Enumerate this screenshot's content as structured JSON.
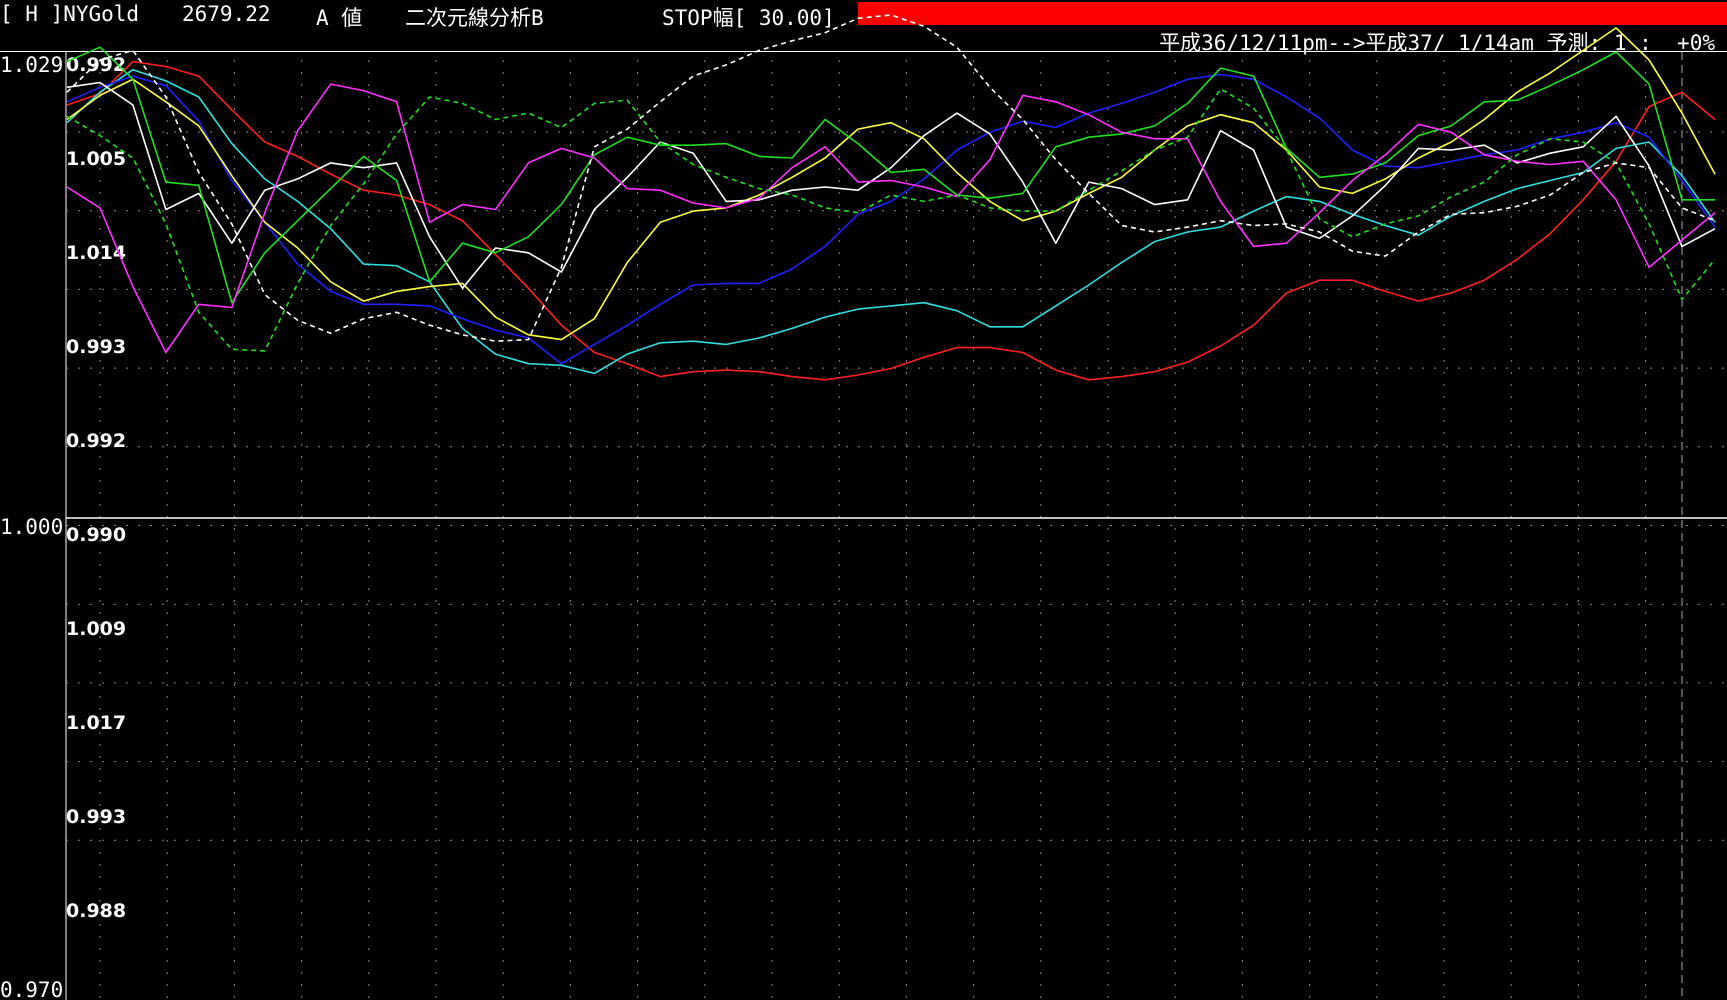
{
  "header": {
    "symbol": "[ H ]NYGold",
    "price": "2679.22",
    "value_type": "A 値",
    "analysis": "二次元線分析B",
    "stop_width": "STOP幅[ 30.00]",
    "accent_color": "#ff0000",
    "period": "平成36/12/11pm-->平成37/ 1/14am 予測: 1 :  +0%"
  },
  "chart_data": {
    "type": "line",
    "x_count": 51,
    "ylim": [
      0.97,
      1.029
    ],
    "y_ticks": [
      "1.029",
      "1.000",
      "0.970"
    ],
    "baseline": 1.0,
    "series_labels": [
      "0.992",
      "1.005",
      "1.014",
      "0.993",
      "0.992",
      "0.990",
      "1.009",
      "1.017",
      "0.993",
      "0.988"
    ],
    "grid": "dotted",
    "series": [
      {
        "color": "#ff2020",
        "dashed": false,
        "values": [
          1.0257,
          1.0264,
          1.0284,
          1.0281,
          1.0275,
          1.0254,
          1.0234,
          1.0225,
          1.0214,
          1.0204,
          1.0201,
          1.0195,
          1.0185,
          1.0164,
          1.0143,
          1.012,
          1.0103,
          1.0096,
          1.0088,
          1.0091,
          1.0092,
          1.0091,
          1.0088,
          1.0086,
          1.0089,
          1.0093,
          1.01,
          1.0106,
          1.0106,
          1.0103,
          1.0092,
          1.0086,
          1.0088,
          1.0091,
          1.0097,
          1.0107,
          1.012,
          1.014,
          1.0148,
          1.0148,
          1.0141,
          1.0135,
          1.014,
          1.0148,
          1.0161,
          1.0177,
          1.0198,
          1.0222,
          1.0256,
          1.0265,
          1.0248
        ]
      },
      {
        "color": "#30e0e0",
        "dashed": false,
        "values": [
          1.0246,
          1.0265,
          1.0279,
          1.0272,
          1.0262,
          1.0233,
          1.0211,
          1.0197,
          1.018,
          1.0158,
          1.0157,
          1.0147,
          1.0118,
          1.0102,
          1.0096,
          1.0095,
          1.009,
          1.0102,
          1.0109,
          1.011,
          1.0108,
          1.0112,
          1.0118,
          1.0125,
          1.013,
          1.0132,
          1.0134,
          1.0129,
          1.0119,
          1.0119,
          1.0132,
          1.0145,
          1.0159,
          1.0172,
          1.0178,
          1.0181,
          1.0191,
          1.02,
          1.0197,
          1.0189,
          1.0182,
          1.0176,
          1.0188,
          1.0197,
          1.0205,
          1.021,
          1.0215,
          1.023,
          1.0234,
          1.0213,
          1.0184
        ]
      },
      {
        "color": "#2020ff",
        "dashed": false,
        "values": [
          1.0259,
          1.0268,
          1.0275,
          1.0269,
          1.0247,
          1.021,
          1.0184,
          1.0158,
          1.0141,
          1.0133,
          1.0133,
          1.0132,
          1.0124,
          1.0117,
          1.0112,
          1.0096,
          1.0108,
          1.012,
          1.0133,
          1.0145,
          1.0146,
          1.0146,
          1.0155,
          1.0169,
          1.0189,
          1.0197,
          1.0211,
          1.0229,
          1.024,
          1.0247,
          1.0243,
          1.0252,
          1.0258,
          1.0265,
          1.0273,
          1.0276,
          1.0273,
          1.0262,
          1.0249,
          1.0229,
          1.0219,
          1.0218,
          1.0222,
          1.0226,
          1.0229,
          1.0236,
          1.024,
          1.0246,
          1.0237,
          1.021,
          1.0181
        ]
      },
      {
        "color": "#ffff40",
        "dashed": false,
        "values": [
          1.0248,
          1.0263,
          1.0273,
          1.0259,
          1.0244,
          1.0213,
          1.0184,
          1.0168,
          1.0147,
          1.0135,
          1.0141,
          1.0144,
          1.0146,
          1.0125,
          1.0114,
          1.0111,
          1.0124,
          1.0159,
          1.0184,
          1.0191,
          1.0193,
          1.0201,
          1.0212,
          1.0224,
          1.0242,
          1.0246,
          1.0236,
          1.0215,
          1.0197,
          1.0185,
          1.0191,
          1.0202,
          1.0212,
          1.0229,
          1.0244,
          1.0251,
          1.0246,
          1.0229,
          1.0206,
          1.0202,
          1.0211,
          1.0224,
          1.0234,
          1.0248,
          1.0265,
          1.0277,
          1.0291,
          1.0305,
          1.0285,
          1.0252,
          1.0214
        ]
      },
      {
        "color": "#ffffff",
        "dashed": false,
        "values": [
          1.0268,
          1.0271,
          1.0257,
          1.0192,
          1.0202,
          1.0171,
          1.0204,
          1.0211,
          1.0221,
          1.0218,
          1.0221,
          1.0175,
          1.0143,
          1.0168,
          1.0165,
          1.0153,
          1.0192,
          1.0212,
          1.0234,
          1.0227,
          1.0197,
          1.0198,
          1.0204,
          1.0206,
          1.0204,
          1.0218,
          1.0238,
          1.0252,
          1.0239,
          1.0209,
          1.0171,
          1.0209,
          1.0205,
          1.0195,
          1.0198,
          1.0241,
          1.0229,
          1.0181,
          1.0174,
          1.0188,
          1.0207,
          1.023,
          1.0229,
          1.0232,
          1.0221,
          1.0227,
          1.0231,
          1.025,
          1.0219,
          1.0169,
          1.018
        ]
      },
      {
        "color": "#20e020",
        "dashed": false,
        "values": [
          1.0284,
          1.0293,
          1.0273,
          1.0209,
          1.0207,
          1.0134,
          1.0165,
          1.0185,
          1.0205,
          1.0225,
          1.021,
          1.0147,
          1.0171,
          1.0165,
          1.0175,
          1.0195,
          1.0226,
          1.0237,
          1.0232,
          1.0232,
          1.0233,
          1.0225,
          1.0224,
          1.0248,
          1.0233,
          1.0215,
          1.0217,
          1.0201,
          1.0199,
          1.0202,
          1.0231,
          1.0237,
          1.0239,
          1.0244,
          1.0258,
          1.028,
          1.0275,
          1.023,
          1.0212,
          1.0214,
          1.0221,
          1.0238,
          1.0244,
          1.0259,
          1.026,
          1.0269,
          1.0279,
          1.029,
          1.027,
          1.0198,
          1.0198
        ]
      },
      {
        "color": "#ff30ff",
        "dashed": false,
        "values": [
          1.0206,
          1.0193,
          1.0144,
          1.0103,
          1.0133,
          1.0131,
          1.019,
          1.0241,
          1.027,
          1.0266,
          1.0259,
          1.0184,
          1.0195,
          1.0192,
          1.0221,
          1.023,
          1.0224,
          1.0205,
          1.0204,
          1.0196,
          1.0193,
          1.0199,
          1.0218,
          1.0231,
          1.0209,
          1.021,
          1.0206,
          1.02,
          1.0223,
          1.0263,
          1.0259,
          1.0251,
          1.024,
          1.0236,
          1.0236,
          1.0197,
          1.0169,
          1.0171,
          1.019,
          1.021,
          1.0226,
          1.0245,
          1.024,
          1.0226,
          1.0222,
          1.022,
          1.0222,
          1.0198,
          1.0156,
          1.0173,
          1.019
        ]
      },
      {
        "color": "#20e020",
        "dashed": true,
        "values": [
          1.025,
          1.0238,
          1.0224,
          1.0183,
          1.0128,
          1.0105,
          1.0104,
          1.0146,
          1.0182,
          1.0208,
          1.0239,
          1.0262,
          1.0258,
          1.0248,
          1.0252,
          1.0243,
          1.0258,
          1.026,
          1.0234,
          1.022,
          1.0212,
          1.0205,
          1.0201,
          1.0193,
          1.019,
          1.0201,
          1.0197,
          1.0201,
          1.0193,
          1.0191,
          1.0191,
          1.0204,
          1.0216,
          1.0229,
          1.0237,
          1.0267,
          1.0255,
          1.0229,
          1.0186,
          1.0175,
          1.0183,
          1.0188,
          1.02,
          1.0209,
          1.0226,
          1.0236,
          1.0234,
          1.0221,
          1.0183,
          1.0136,
          1.0161
        ]
      },
      {
        "color": "#ffffff",
        "dashed": true,
        "values": [
          1.0265,
          1.0285,
          1.0291,
          1.0262,
          1.0215,
          1.0183,
          1.0139,
          1.0123,
          1.0115,
          1.0124,
          1.0128,
          1.012,
          1.0114,
          1.011,
          1.0111,
          1.0156,
          1.0231,
          1.0242,
          1.0259,
          1.0275,
          1.0282,
          1.0291,
          1.0297,
          1.0302,
          1.0311,
          1.0313,
          1.0306,
          1.0293,
          1.0268,
          1.0248,
          1.0223,
          1.0202,
          1.0182,
          1.0178,
          1.0181,
          1.0185,
          1.0182,
          1.0183,
          1.0178,
          1.0166,
          1.0163,
          1.0178,
          1.0189,
          1.019,
          1.0194,
          1.0201,
          1.0215,
          1.0221,
          1.0218,
          1.0193,
          1.0185
        ]
      }
    ]
  }
}
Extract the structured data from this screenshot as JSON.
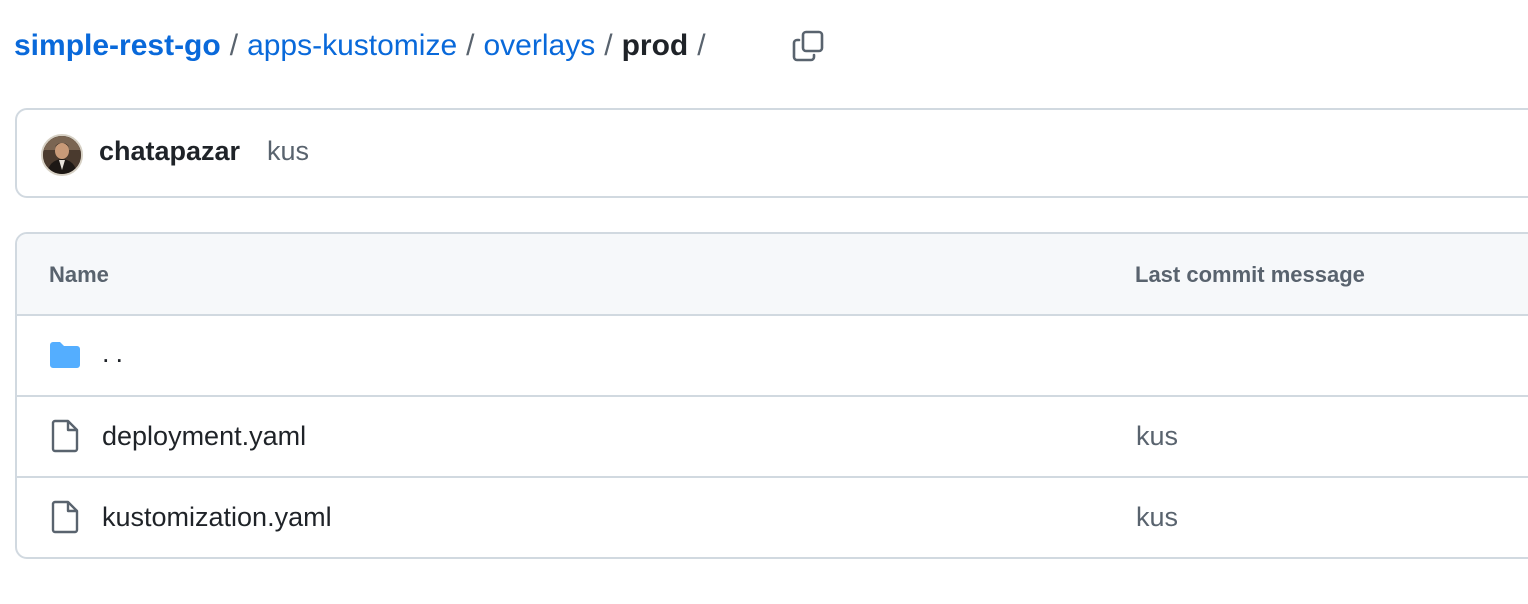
{
  "breadcrumb": {
    "repo": "simple-rest-go",
    "segments": [
      "apps-kustomize",
      "overlays"
    ],
    "current": "prod",
    "separator": "/"
  },
  "copy_button": {
    "icon": "copy-icon"
  },
  "latest_commit": {
    "author": "chatapazar",
    "message": "kus",
    "avatar_icon": "avatar"
  },
  "file_table": {
    "headers": {
      "name": "Name",
      "last_commit_message": "Last commit message"
    },
    "rows": [
      {
        "type": "parent",
        "icon": "folder-icon",
        "name": "..",
        "commit_message": ""
      },
      {
        "type": "file",
        "icon": "file-icon",
        "name": "deployment.yaml",
        "commit_message": "kus"
      },
      {
        "type": "file",
        "icon": "file-icon",
        "name": "kustomization.yaml",
        "commit_message": "kus"
      }
    ]
  },
  "colors": {
    "link": "#0969da",
    "text": "#1f2328",
    "muted": "#59636e",
    "border": "#d1d9e0",
    "header_bg": "#f6f8fa",
    "folder": "#54aeff"
  }
}
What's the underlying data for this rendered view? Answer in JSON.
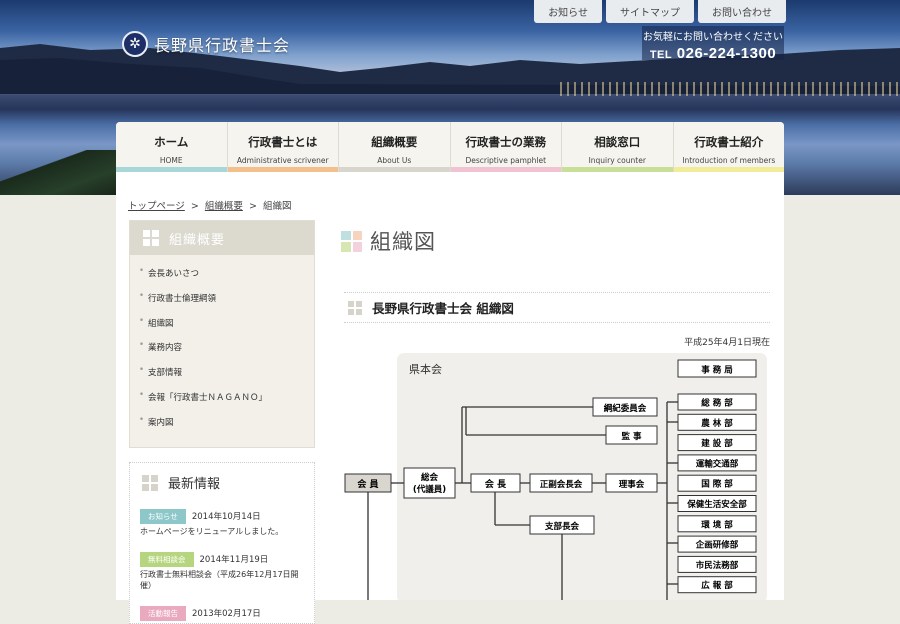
{
  "site": {
    "name": "長野県行政書士会",
    "logo_mark": "✲"
  },
  "util_nav": [
    "お知らせ",
    "サイトマップ",
    "お問い合わせ"
  ],
  "tel": {
    "lead": "お気軽にお問い合わせください",
    "prefix": "TEL",
    "number": "026-224-1300"
  },
  "global_nav": [
    {
      "jp": "ホーム",
      "en": "HOME",
      "color": "#a7d7d9"
    },
    {
      "jp": "行政書士とは",
      "en": "Administrative scrivener",
      "color": "#f3c08c"
    },
    {
      "jp": "組織概要",
      "en": "About Us",
      "color": "#d8d5cc"
    },
    {
      "jp": "行政書士の業務",
      "en": "Descriptive pamphlet",
      "color": "#f1c2d2"
    },
    {
      "jp": "相談窓口",
      "en": "Inquiry counter",
      "color": "#c9df97"
    },
    {
      "jp": "行政書士紹介",
      "en": "Introduction of members",
      "color": "#f2eb97"
    }
  ],
  "breadcrumb": {
    "top": "トップページ",
    "parent": "組織概要",
    "current": "組織図",
    "sep": ">"
  },
  "sidebar": {
    "title": "組織概要",
    "items": [
      "会長あいさつ",
      "行政書士倫理綱領",
      "組織図",
      "業務内容",
      "支部情報",
      "会報「行政書士ＮＡＧＡＮＯ」",
      "案内図"
    ]
  },
  "news": {
    "title": "最新情報",
    "items": [
      {
        "badge": "お知らせ",
        "badge_color": "#8dc7c9",
        "date": "2014年10月14日",
        "text": "ホームページをリニューアルしました。"
      },
      {
        "badge": "無料相談会",
        "badge_color": "#b5d57e",
        "date": "2014年11月19日",
        "text": "行政書士無料相談会（平成26年12月17日開催）"
      },
      {
        "badge": "活動報告",
        "badge_color": "#e9a9be",
        "date": "2013年02月17日",
        "text": ""
      }
    ]
  },
  "page": {
    "title": "組織図",
    "section_title": "長野県行政書士会 組織図",
    "as_of": "平成25年4月1日現在"
  },
  "org_chart": {
    "region_label": "県本会",
    "kaiin": "会 員",
    "sokai": [
      "総会",
      "(代議員)"
    ],
    "kaicho": "会 長",
    "fuku": "正副会長会",
    "rijikai": "理事会",
    "kouki": "綱紀委員会",
    "kanji": "監 事",
    "shibu": "支部長会",
    "jimukyoku": "事 務 局",
    "departments": [
      "総 務 部",
      "農 林 部",
      "建 設 部",
      "運輸交通部",
      "国 際 部",
      "保健生活安全部",
      "環 境 部",
      "企画研修部",
      "市民法務部",
      "広 報 部"
    ]
  }
}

● ● ●

Extract each line from the listing that holds the word "JSON".

Enumerate this screenshot's content as structured JSON.
Extract the structured data from this screenshot as JSON.
What's the underlying data for this rendered view? Answer in JSON.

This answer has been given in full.